Extracted material:
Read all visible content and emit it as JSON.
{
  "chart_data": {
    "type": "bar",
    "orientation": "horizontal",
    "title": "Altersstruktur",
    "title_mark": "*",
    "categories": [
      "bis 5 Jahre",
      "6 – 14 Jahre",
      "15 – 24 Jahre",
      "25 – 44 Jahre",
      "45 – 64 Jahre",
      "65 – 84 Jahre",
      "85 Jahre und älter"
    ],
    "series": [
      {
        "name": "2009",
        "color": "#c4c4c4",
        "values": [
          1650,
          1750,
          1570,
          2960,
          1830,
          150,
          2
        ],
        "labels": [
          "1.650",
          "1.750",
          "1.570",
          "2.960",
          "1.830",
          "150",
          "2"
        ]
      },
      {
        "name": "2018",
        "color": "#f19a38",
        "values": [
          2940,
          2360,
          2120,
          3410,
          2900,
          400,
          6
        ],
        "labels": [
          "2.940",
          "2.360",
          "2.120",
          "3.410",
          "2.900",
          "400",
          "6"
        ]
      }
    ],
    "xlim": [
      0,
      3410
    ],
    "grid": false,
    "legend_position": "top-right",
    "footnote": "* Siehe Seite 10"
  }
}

Required task:
Reproduce each line verbatim.

Answer to the exercise:
Read all visible content and emit it as JSON.
{
  "chart_data": {
    "type": "bar",
    "orientation": "horizontal",
    "title": "Altersstruktur",
    "title_mark": "*",
    "categories": [
      "bis 5 Jahre",
      "6 – 14 Jahre",
      "15 – 24 Jahre",
      "25 – 44 Jahre",
      "45 – 64 Jahre",
      "65 – 84 Jahre",
      "85 Jahre und älter"
    ],
    "series": [
      {
        "name": "2009",
        "color": "#c4c4c4",
        "values": [
          1650,
          1750,
          1570,
          2960,
          1830,
          150,
          2
        ],
        "labels": [
          "1.650",
          "1.750",
          "1.570",
          "2.960",
          "1.830",
          "150",
          "2"
        ]
      },
      {
        "name": "2018",
        "color": "#f19a38",
        "values": [
          2940,
          2360,
          2120,
          3410,
          2900,
          400,
          6
        ],
        "labels": [
          "2.940",
          "2.360",
          "2.120",
          "3.410",
          "2.900",
          "400",
          "6"
        ]
      }
    ],
    "xlim": [
      0,
      3410
    ],
    "grid": false,
    "legend_position": "top-right",
    "footnote": "* Siehe Seite 10"
  }
}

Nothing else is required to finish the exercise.